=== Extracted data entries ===
++++
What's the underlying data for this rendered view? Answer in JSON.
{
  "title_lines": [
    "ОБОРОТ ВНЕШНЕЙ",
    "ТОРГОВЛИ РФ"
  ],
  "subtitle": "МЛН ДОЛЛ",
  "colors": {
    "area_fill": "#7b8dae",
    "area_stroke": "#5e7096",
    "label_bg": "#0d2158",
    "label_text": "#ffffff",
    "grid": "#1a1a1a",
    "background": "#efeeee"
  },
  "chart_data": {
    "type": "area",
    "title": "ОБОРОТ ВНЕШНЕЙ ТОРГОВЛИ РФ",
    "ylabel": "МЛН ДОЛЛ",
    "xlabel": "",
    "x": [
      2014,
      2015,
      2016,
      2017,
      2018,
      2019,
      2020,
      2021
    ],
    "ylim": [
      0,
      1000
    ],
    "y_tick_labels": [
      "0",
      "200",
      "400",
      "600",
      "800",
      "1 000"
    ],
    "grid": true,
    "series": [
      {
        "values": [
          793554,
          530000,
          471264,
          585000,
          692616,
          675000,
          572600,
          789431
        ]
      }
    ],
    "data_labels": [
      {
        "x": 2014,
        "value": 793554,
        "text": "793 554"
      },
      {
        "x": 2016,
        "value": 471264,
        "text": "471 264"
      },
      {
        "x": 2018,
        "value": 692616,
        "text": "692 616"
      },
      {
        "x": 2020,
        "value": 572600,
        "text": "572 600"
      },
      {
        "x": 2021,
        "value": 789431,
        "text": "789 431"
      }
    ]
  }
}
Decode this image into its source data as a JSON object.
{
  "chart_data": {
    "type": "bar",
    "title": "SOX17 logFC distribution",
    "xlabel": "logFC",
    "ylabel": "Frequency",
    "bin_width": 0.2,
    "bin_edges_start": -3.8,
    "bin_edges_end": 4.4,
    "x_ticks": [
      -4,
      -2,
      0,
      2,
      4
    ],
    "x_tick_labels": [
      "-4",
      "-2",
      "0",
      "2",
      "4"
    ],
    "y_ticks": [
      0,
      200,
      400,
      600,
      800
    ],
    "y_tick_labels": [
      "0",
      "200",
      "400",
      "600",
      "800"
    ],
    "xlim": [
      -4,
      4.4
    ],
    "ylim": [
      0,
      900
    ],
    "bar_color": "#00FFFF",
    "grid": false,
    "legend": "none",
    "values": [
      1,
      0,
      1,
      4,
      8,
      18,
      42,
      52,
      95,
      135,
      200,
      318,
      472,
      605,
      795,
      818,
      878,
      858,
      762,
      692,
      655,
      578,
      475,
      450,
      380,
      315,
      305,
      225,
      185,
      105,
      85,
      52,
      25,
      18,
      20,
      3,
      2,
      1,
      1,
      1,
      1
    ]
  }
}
++++
=== WHAT NEEDS TO BE DONE ===
Write only the number of lines that include "ТОРГОВЛИ".

=== TASK OUTPUT ===
2